Every record should be repeated exactly, except that pictures are left out.

** START OF Input for this task **

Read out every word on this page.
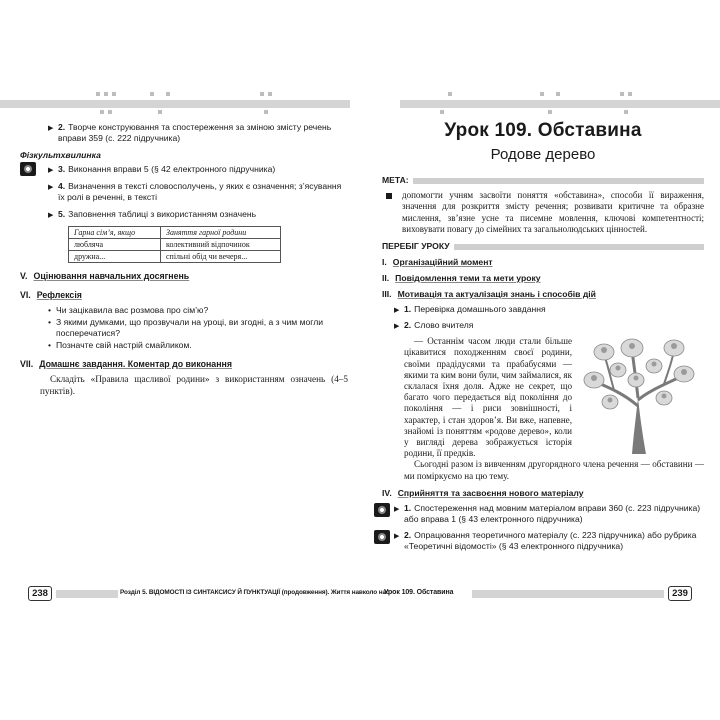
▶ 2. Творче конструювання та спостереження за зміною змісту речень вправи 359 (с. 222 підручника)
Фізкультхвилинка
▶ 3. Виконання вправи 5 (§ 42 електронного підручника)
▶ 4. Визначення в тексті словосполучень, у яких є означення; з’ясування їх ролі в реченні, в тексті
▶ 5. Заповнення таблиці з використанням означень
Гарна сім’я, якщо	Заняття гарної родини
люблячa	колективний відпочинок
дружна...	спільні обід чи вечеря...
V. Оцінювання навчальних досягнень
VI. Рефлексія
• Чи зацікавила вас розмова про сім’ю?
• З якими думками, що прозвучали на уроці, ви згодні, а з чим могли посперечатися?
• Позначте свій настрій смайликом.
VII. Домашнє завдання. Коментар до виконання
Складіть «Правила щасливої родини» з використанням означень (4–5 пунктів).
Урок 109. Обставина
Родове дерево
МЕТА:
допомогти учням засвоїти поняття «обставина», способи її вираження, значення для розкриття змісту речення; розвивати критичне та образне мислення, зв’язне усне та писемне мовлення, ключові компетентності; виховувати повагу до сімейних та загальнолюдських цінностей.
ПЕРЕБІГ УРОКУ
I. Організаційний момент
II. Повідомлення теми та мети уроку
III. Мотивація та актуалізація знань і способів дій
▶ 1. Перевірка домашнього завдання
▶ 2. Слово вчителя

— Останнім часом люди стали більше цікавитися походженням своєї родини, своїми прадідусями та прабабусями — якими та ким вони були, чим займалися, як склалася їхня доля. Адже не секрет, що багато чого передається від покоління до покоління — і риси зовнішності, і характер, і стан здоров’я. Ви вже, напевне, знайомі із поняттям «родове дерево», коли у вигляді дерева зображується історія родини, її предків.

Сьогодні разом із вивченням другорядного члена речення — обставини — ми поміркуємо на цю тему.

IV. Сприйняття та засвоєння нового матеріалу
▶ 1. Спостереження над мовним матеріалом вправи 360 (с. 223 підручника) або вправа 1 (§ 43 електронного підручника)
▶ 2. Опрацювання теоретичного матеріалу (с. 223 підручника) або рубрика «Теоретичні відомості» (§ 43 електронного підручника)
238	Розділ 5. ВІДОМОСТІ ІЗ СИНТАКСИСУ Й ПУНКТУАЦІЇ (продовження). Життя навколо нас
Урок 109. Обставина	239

** END OF Input for this task **

◆ **Answer to the exercise**:
Read out every word on this page.
▶ 2. Творче конструювання та спостереження за зміною змісту речень вправи 359 (с. 222 підручника)
Фізкультхвилинка
▶ 3. Виконання вправи 5 (§ 42 електронного підручника)
▶ 4. Визначення в тексті словосполучень, у яких є означення; з’ясування їх ролі в реченні, в тексті
▶ 5. Заповнення таблиці з використанням означень
Гарна сім’я, якщо	Заняття гарної родини
люблячa	колективний відпочинок
дружна...	спільні обід чи вечеря...
V. Оцінювання навчальних досягнень
VI. Рефлексія
• Чи зацікавила вас розмова про сім’ю?
• З якими думками, що прозвучали на уроці, ви згодні, а з чим могли посперечатися?
• Позначте свій настрій смайликом.
VII. Домашнє завдання. Коментар до виконання
Складіть «Правила щасливої родини» з використанням означень (4–5 пунктів).
Урок 109. Обставина
Родове дерево
МЕТА:
допомогти учням засвоїти поняття «обставина», способи її вираження, значення для розкриття змісту речення; розвивати критичне та образне мислення, зв’язне усне та писемне мовлення, ключові компетентності; виховувати повагу до сімейних та загальнолюдських цінностей.
ПЕРЕБІГ УРОКУ
I. Організаційний момент
II. Повідомлення теми та мети уроку
III. Мотивація та актуалізація знань і способів дій
▶ 1. Перевірка домашнього завдання
▶ 2. Слово вчителя

— Останнім часом люди стали більше цікавитися походженням своєї родини, своїми прадідусями та прабабусями — якими та ким вони були, чим займалися, як склалася їхня доля. Адже не секрет, що багато чого передається від покоління до покоління — і риси зовнішності, і характер, і стан здоров’я. Ви вже, напевне, знайомі із поняттям «родове дерево», коли у вигляді дерева зображується історія родини, її предків.

Сьогодні разом із вивченням другорядного члена речення — обставини — ми поміркуємо на цю тему.

IV. Сприйняття та засвоєння нового матеріалу
▶ 1. Спостереження над мовним матеріалом вправи 360 (с. 223 підручника) або вправа 1 (§ 43 електронного підручника)
▶ 2. Опрацювання теоретичного матеріалу (с. 223 підручника) або рубрика «Теоретичні відомості» (§ 43 електронного підручника)
238	Розділ 5. ВІДОМОСТІ ІЗ СИНТАКСИСУ Й ПУНКТУАЦІЇ (продовження). Життя навколо нас
Урок 109. Обставина	239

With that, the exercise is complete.